_Task to carry out:_ Select the lines that contain "Creates" and copy each of them.
-- START Material --
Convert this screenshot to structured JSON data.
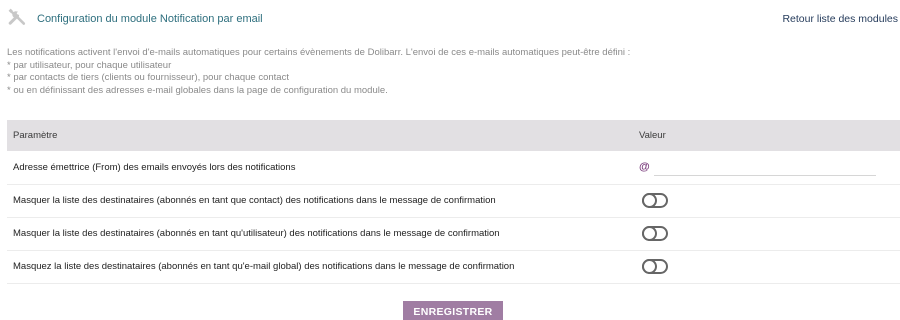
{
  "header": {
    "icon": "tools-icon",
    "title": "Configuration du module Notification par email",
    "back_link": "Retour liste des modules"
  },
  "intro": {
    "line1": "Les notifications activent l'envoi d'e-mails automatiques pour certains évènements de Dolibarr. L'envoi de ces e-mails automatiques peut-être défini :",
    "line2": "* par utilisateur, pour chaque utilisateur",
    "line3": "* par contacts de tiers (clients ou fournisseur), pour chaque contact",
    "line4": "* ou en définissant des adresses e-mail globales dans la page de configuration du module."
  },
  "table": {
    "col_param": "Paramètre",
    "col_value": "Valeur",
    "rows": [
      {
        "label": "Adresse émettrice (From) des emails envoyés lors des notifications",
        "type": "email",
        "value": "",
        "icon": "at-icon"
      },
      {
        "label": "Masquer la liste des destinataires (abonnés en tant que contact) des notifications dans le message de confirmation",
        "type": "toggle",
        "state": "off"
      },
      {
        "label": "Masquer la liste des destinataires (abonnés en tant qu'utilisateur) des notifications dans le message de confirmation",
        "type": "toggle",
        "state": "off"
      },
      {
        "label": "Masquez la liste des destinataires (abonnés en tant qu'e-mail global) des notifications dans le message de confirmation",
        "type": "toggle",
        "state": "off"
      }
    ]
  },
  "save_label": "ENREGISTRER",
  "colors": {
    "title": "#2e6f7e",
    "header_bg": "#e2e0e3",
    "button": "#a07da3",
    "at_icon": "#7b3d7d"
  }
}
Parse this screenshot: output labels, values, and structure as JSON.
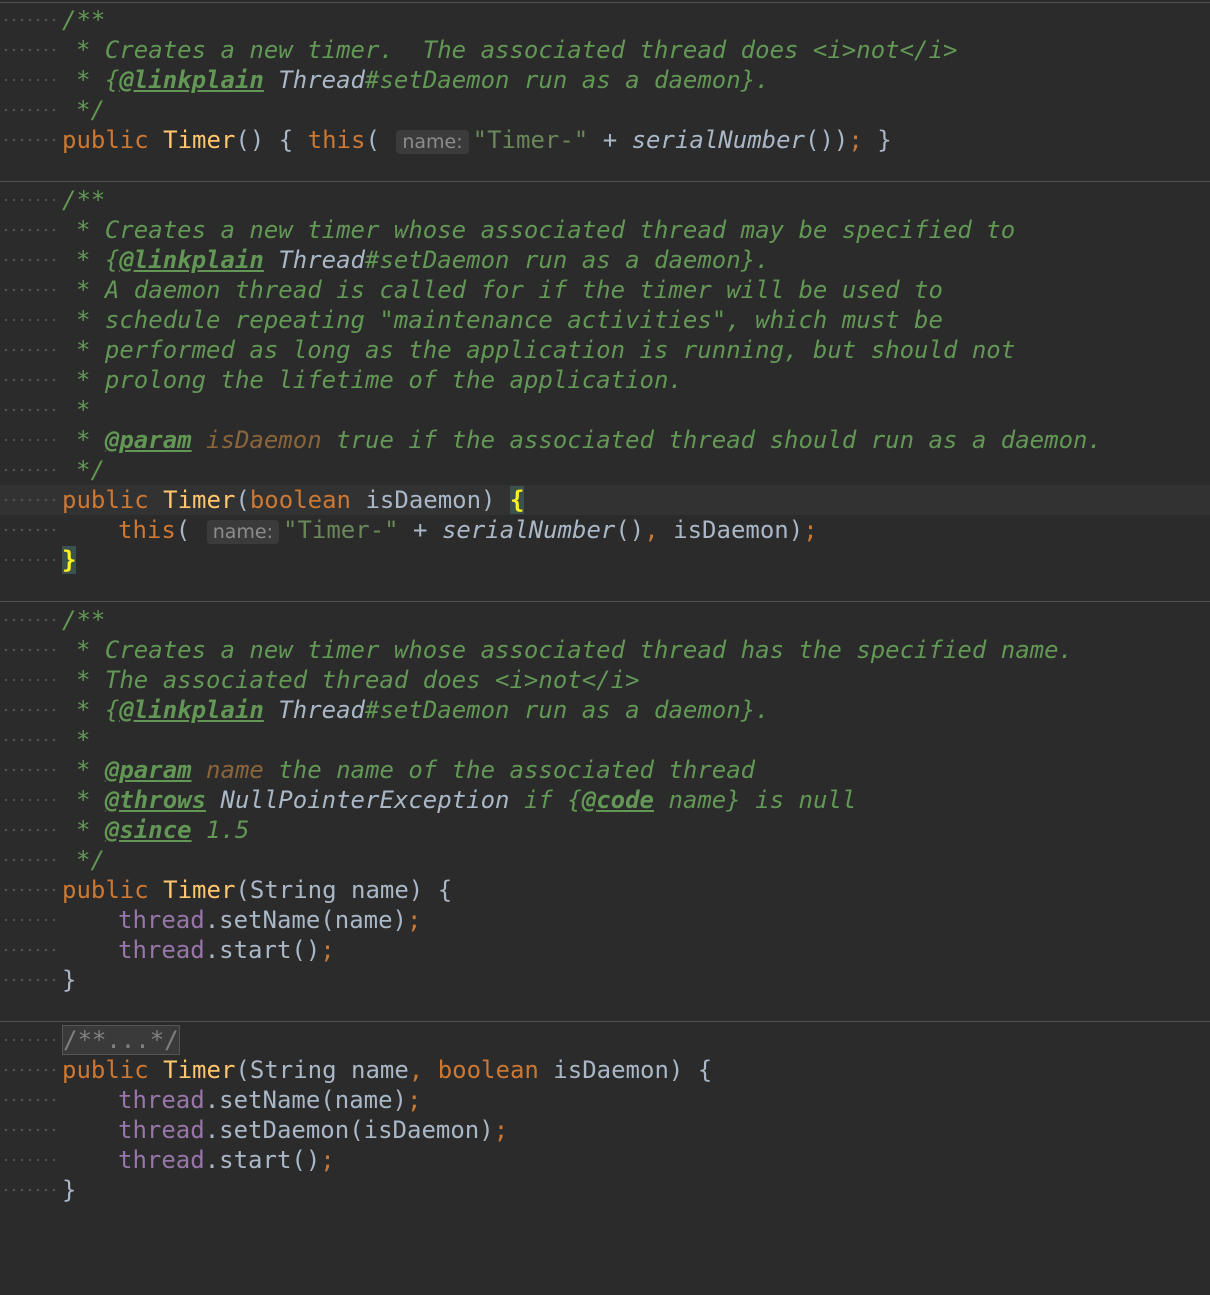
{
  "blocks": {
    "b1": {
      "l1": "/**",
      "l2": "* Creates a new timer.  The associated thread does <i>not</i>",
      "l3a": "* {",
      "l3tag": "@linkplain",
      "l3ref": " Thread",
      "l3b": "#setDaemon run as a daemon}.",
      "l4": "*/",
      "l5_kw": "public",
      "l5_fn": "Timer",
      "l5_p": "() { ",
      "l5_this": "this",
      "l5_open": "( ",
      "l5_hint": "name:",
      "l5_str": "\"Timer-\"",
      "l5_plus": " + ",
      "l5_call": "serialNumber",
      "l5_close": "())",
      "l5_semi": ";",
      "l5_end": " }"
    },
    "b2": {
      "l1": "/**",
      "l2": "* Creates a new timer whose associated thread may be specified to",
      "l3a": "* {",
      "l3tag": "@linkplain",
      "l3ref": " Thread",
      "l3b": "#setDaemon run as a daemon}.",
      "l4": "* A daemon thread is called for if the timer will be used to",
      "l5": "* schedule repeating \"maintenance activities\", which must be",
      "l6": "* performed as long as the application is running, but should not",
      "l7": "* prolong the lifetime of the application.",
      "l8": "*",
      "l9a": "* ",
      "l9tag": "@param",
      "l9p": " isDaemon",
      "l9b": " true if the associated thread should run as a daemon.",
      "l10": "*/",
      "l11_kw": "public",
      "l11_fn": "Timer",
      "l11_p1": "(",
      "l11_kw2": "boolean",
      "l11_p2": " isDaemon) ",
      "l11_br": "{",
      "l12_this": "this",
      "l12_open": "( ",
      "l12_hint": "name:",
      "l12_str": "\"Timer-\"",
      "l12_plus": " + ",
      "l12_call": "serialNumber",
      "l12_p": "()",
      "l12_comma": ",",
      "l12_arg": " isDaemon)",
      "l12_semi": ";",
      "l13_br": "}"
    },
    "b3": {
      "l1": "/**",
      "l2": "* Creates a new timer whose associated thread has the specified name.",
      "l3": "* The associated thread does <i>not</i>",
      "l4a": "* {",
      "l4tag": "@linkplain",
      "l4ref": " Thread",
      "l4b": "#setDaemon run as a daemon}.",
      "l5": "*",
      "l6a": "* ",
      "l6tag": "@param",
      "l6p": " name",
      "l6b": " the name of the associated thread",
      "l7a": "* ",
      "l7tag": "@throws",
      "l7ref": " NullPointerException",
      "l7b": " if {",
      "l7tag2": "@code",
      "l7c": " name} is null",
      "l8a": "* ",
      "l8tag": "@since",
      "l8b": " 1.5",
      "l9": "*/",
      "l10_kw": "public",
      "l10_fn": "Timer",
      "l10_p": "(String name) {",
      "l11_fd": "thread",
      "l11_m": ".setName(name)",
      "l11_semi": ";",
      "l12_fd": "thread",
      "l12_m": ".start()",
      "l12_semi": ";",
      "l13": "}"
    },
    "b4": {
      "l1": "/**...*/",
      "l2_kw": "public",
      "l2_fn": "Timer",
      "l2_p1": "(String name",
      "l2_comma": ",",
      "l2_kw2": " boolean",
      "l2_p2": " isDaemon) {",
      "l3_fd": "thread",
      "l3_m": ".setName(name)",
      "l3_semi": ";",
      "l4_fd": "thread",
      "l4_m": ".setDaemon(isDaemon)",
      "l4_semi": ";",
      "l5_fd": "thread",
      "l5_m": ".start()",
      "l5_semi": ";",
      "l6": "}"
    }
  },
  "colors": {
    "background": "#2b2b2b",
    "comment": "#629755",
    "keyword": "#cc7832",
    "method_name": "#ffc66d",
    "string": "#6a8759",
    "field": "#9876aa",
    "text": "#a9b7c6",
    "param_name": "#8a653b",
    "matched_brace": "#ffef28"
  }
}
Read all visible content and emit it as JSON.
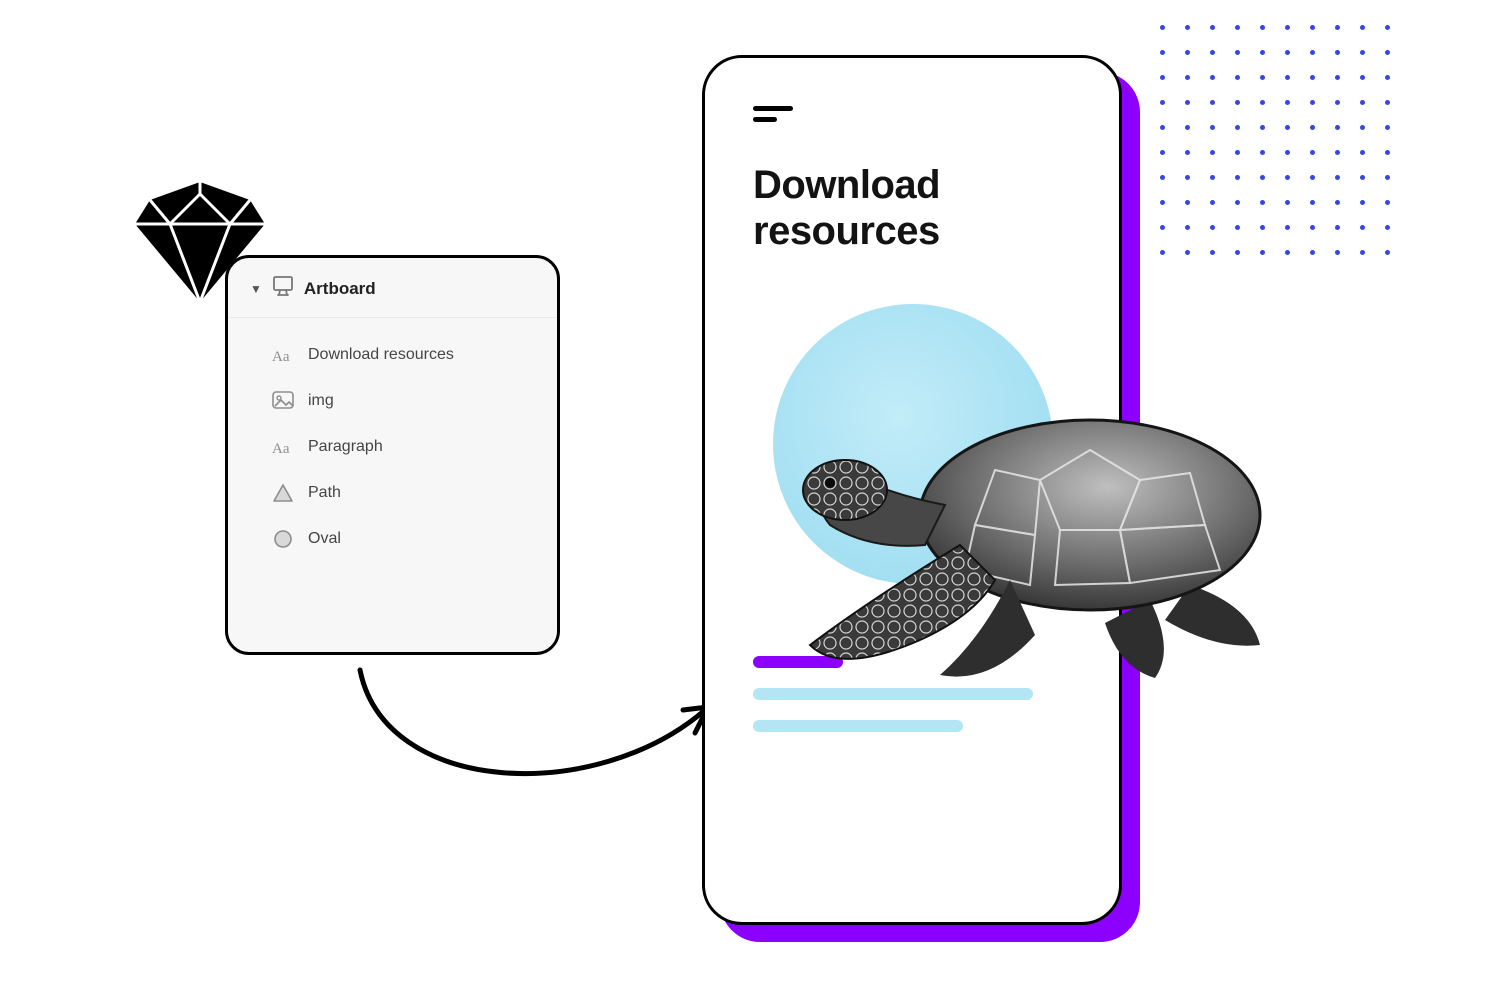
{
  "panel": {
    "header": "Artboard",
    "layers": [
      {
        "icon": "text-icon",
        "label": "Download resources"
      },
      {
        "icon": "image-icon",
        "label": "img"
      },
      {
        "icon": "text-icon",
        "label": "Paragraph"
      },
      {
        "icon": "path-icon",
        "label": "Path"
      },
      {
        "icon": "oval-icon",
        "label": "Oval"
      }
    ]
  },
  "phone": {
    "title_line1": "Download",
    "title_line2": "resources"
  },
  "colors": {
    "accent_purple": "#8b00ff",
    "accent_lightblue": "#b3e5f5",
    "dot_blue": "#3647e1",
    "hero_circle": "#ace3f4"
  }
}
-- END Material --
_Written response:_
      "l2": "* Creates a new timer.  The associated thread does <i>not</i>",
      "l2": "* Creates a new timer whose associated thread may be specified to",
      "l2": "* Creates a new timer whose associated thread has the specified name.",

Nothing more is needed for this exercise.